Listed entries:
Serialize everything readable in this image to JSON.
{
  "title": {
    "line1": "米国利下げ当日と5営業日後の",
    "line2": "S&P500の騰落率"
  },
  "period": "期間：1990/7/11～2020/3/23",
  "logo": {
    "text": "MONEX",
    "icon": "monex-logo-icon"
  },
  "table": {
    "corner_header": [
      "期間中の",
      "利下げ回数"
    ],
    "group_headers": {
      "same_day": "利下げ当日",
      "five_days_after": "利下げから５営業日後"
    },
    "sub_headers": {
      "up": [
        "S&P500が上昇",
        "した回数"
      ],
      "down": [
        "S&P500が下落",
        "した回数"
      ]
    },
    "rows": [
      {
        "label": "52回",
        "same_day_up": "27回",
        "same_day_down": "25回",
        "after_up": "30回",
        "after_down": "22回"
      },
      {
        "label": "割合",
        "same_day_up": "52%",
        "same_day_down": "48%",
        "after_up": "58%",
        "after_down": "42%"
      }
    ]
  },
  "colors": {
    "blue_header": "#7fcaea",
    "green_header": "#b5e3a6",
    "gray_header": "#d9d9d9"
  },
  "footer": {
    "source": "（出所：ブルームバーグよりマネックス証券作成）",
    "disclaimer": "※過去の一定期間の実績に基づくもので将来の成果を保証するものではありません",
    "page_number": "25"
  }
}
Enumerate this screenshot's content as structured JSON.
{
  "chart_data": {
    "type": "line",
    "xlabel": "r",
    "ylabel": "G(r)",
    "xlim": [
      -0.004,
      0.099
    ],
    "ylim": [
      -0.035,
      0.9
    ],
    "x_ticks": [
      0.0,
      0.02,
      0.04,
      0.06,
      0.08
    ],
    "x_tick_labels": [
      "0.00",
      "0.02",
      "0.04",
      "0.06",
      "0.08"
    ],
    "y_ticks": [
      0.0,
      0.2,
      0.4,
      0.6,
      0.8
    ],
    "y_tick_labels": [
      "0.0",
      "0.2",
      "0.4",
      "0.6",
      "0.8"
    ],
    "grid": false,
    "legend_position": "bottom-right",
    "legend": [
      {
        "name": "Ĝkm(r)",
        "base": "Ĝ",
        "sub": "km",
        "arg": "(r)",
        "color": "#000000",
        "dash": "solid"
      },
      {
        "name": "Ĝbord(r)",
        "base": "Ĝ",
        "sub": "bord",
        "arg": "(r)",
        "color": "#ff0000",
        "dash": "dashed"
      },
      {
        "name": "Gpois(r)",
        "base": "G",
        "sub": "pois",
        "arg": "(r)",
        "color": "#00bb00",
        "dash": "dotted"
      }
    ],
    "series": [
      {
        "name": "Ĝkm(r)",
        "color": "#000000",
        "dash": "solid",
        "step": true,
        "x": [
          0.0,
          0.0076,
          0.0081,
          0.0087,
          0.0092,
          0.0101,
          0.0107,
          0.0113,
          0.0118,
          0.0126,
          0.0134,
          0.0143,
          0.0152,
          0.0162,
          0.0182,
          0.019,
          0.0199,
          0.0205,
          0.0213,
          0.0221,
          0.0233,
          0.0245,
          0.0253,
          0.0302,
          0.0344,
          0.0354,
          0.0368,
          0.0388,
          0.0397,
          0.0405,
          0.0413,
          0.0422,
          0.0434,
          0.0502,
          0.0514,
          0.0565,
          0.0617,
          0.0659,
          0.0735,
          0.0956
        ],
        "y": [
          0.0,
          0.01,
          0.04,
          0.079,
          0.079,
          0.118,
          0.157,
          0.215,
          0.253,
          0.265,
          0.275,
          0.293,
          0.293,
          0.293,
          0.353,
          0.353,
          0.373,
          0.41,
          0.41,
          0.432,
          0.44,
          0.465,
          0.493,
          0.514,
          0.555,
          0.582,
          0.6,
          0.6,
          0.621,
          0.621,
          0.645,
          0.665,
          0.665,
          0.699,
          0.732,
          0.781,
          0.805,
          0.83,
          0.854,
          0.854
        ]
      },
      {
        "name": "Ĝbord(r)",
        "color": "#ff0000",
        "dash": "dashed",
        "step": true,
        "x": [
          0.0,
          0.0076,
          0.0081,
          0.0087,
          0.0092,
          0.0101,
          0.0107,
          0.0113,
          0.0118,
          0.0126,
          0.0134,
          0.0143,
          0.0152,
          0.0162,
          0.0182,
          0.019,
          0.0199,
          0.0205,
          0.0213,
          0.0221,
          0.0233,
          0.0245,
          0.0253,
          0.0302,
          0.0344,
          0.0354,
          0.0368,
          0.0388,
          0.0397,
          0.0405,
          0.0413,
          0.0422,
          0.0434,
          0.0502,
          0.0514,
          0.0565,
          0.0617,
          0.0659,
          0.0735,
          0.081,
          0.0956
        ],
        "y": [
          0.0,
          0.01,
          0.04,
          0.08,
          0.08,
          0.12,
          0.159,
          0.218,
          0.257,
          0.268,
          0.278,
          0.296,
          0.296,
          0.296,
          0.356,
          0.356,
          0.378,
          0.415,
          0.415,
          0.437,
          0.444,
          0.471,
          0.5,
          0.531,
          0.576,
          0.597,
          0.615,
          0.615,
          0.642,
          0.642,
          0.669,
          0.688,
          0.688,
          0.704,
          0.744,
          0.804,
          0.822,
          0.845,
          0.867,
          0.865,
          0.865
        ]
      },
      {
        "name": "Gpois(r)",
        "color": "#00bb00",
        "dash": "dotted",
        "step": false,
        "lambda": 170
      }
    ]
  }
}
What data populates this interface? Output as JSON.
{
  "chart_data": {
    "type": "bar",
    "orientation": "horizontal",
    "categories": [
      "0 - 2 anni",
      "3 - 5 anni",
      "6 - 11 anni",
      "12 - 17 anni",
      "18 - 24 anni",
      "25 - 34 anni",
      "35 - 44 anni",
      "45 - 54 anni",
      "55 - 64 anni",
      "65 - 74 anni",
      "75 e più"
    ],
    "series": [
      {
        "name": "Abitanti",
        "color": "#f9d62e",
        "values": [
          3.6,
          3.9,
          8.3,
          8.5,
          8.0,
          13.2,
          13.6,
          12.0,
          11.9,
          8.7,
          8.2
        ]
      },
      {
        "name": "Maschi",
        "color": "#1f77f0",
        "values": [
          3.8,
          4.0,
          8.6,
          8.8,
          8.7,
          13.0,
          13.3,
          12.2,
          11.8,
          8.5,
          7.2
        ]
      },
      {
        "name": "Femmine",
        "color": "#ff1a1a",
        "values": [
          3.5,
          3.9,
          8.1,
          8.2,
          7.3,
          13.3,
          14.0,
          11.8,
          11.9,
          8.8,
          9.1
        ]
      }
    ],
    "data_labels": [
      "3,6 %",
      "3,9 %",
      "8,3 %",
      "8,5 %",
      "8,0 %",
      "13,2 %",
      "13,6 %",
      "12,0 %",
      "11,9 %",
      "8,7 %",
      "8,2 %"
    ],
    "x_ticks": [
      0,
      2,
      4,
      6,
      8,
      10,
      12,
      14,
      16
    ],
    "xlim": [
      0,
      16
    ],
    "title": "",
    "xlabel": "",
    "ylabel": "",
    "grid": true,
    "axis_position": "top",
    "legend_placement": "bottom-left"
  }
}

Goal: Reproduce the complete data exactly as presented above.

Exercise solution:
Serialize everything readable in this image to JSON.
{
  "title": {
    "line1": "米国利下げ当日と5営業日後の",
    "line2": "S&P500の騰落率"
  },
  "period": "期間：1990/7/11～2020/3/23",
  "logo": {
    "text": "MONEX",
    "icon": "monex-logo-icon"
  },
  "table": {
    "corner_header": [
      "期間中の",
      "利下げ回数"
    ],
    "group_headers": {
      "same_day": "利下げ当日",
      "five_days_after": "利下げから５営業日後"
    },
    "sub_headers": {
      "up": [
        "S&P500が上昇",
        "した回数"
      ],
      "down": [
        "S&P500が下落",
        "した回数"
      ]
    },
    "rows": [
      {
        "label": "52回",
        "same_day_up": "27回",
        "same_day_down": "25回",
        "after_up": "30回",
        "after_down": "22回"
      },
      {
        "label": "割合",
        "same_day_up": "52%",
        "same_day_down": "48%",
        "after_up": "58%",
        "after_down": "42%"
      }
    ]
  },
  "colors": {
    "blue_header": "#7fcaea",
    "green_header": "#b5e3a6",
    "gray_header": "#d9d9d9"
  },
  "footer": {
    "source": "（出所：ブルームバーグよりマネックス証券作成）",
    "disclaimer": "※過去の一定期間の実績に基づくもので将来の成果を保証するものではありません",
    "page_number": "25"
  }
}
Enumerate this screenshot's content as structured JSON.
{
  "chart_data": {
    "type": "line",
    "xlabel": "r",
    "ylabel": "G(r)",
    "xlim": [
      -0.004,
      0.099
    ],
    "ylim": [
      -0.035,
      0.9
    ],
    "x_ticks": [
      0.0,
      0.02,
      0.04,
      0.06,
      0.08
    ],
    "x_tick_labels": [
      "0.00",
      "0.02",
      "0.04",
      "0.06",
      "0.08"
    ],
    "y_ticks": [
      0.0,
      0.2,
      0.4,
      0.6,
      0.8
    ],
    "y_tick_labels": [
      "0.0",
      "0.2",
      "0.4",
      "0.6",
      "0.8"
    ],
    "grid": false,
    "legend_position": "bottom-right",
    "legend": [
      {
        "name": "Ĝkm(r)",
        "base": "Ĝ",
        "sub": "km",
        "arg": "(r)",
        "color": "#000000",
        "dash": "solid"
      },
      {
        "name": "Ĝbord(r)",
        "base": "Ĝ",
        "sub": "bord",
        "arg": "(r)",
        "color": "#ff0000",
        "dash": "dashed"
      },
      {
        "name": "Gpois(r)",
        "base": "G",
        "sub": "pois",
        "arg": "(r)",
        "color": "#00bb00",
        "dash": "dotted"
      }
    ],
    "series": [
      {
        "name": "Ĝkm(r)",
        "color": "#000000",
        "dash": "solid",
        "step": true,
        "x": [
          0.0,
          0.0076,
          0.0081,
          0.0087,
          0.0092,
          0.0101,
          0.0107,
          0.0113,
          0.0118,
          0.0126,
          0.0134,
          0.0143,
          0.0152,
          0.0162,
          0.0182,
          0.019,
          0.0199,
          0.0205,
          0.0213,
          0.0221,
          0.0233,
          0.0245,
          0.0253,
          0.0302,
          0.0344,
          0.0354,
          0.0368,
          0.0388,
          0.0397,
          0.0405,
          0.0413,
          0.0422,
          0.0434,
          0.0502,
          0.0514,
          0.0565,
          0.0617,
          0.0659,
          0.0735,
          0.0956
        ],
        "y": [
          0.0,
          0.01,
          0.04,
          0.079,
          0.079,
          0.118,
          0.157,
          0.215,
          0.253,
          0.265,
          0.275,
          0.293,
          0.293,
          0.293,
          0.353,
          0.353,
          0.373,
          0.41,
          0.41,
          0.432,
          0.44,
          0.465,
          0.493,
          0.514,
          0.555,
          0.582,
          0.6,
          0.6,
          0.621,
          0.621,
          0.645,
          0.665,
          0.665,
          0.699,
          0.732,
          0.781,
          0.805,
          0.83,
          0.854,
          0.854
        ]
      },
      {
        "name": "Ĝbord(r)",
        "color": "#ff0000",
        "dash": "dashed",
        "step": true,
        "x": [
          0.0,
          0.0076,
          0.0081,
          0.0087,
          0.0092,
          0.0101,
          0.0107,
          0.0113,
          0.0118,
          0.0126,
          0.0134,
          0.0143,
          0.0152,
          0.0162,
          0.0182,
          0.019,
          0.0199,
          0.0205,
          0.0213,
          0.0221,
          0.0233,
          0.0245,
          0.0253,
          0.0302,
          0.0344,
          0.0354,
          0.0368,
          0.0388,
          0.0397,
          0.0405,
          0.0413,
          0.0422,
          0.0434,
          0.0502,
          0.0514,
          0.0565,
          0.0617,
          0.0659,
          0.0735,
          0.081,
          0.0956
        ],
        "y": [
          0.0,
          0.01,
          0.04,
          0.08,
          0.08,
          0.12,
          0.159,
          0.218,
          0.257,
          0.268,
          0.278,
          0.296,
          0.296,
          0.296,
          0.356,
          0.356,
          0.378,
          0.415,
          0.415,
          0.437,
          0.444,
          0.471,
          0.5,
          0.531,
          0.576,
          0.597,
          0.615,
          0.615,
          0.642,
          0.642,
          0.669,
          0.688,
          0.688,
          0.704,
          0.744,
          0.804,
          0.822,
          0.845,
          0.867,
          0.865,
          0.865
        ]
      },
      {
        "name": "Gpois(r)",
        "color": "#00bb00",
        "dash": "dotted",
        "step": false,
        "lambda": 170
      }
    ]
  }
}
What data populates this interface? Output as JSON.
{
  "chart_data": {
    "type": "bar",
    "orientation": "horizontal",
    "categories": [
      "0 - 2 anni",
      "3 - 5 anni",
      "6 - 11 anni",
      "12 - 17 anni",
      "18 - 24 anni",
      "25 - 34 anni",
      "35 - 44 anni",
      "45 - 54 anni",
      "55 - 64 anni",
      "65 - 74 anni",
      "75 e più"
    ],
    "series": [
      {
        "name": "Abitanti",
        "color": "#f9d62e",
        "values": [
          3.6,
          3.9,
          8.3,
          8.5,
          8.0,
          13.2,
          13.6,
          12.0,
          11.9,
          8.7,
          8.2
        ]
      },
      {
        "name": "Maschi",
        "color": "#1f77f0",
        "values": [
          3.8,
          4.0,
          8.6,
          8.8,
          8.7,
          13.0,
          13.3,
          12.2,
          11.8,
          8.5,
          7.2
        ]
      },
      {
        "name": "Femmine",
        "color": "#ff1a1a",
        "values": [
          3.5,
          3.9,
          8.1,
          8.2,
          7.3,
          13.3,
          14.0,
          11.8,
          11.9,
          8.8,
          9.1
        ]
      }
    ],
    "data_labels": [
      "3,6 %",
      "3,9 %",
      "8,3 %",
      "8,5 %",
      "8,0 %",
      "13,2 %",
      "13,6 %",
      "12,0 %",
      "11,9 %",
      "8,7 %",
      "8,2 %"
    ],
    "x_ticks": [
      0,
      2,
      4,
      6,
      8,
      10,
      12,
      14,
      16
    ],
    "xlim": [
      0,
      16
    ],
    "title": "",
    "xlabel": "",
    "ylabel": "",
    "grid": true,
    "axis_position": "top",
    "legend_placement": "bottom-left"
  }
}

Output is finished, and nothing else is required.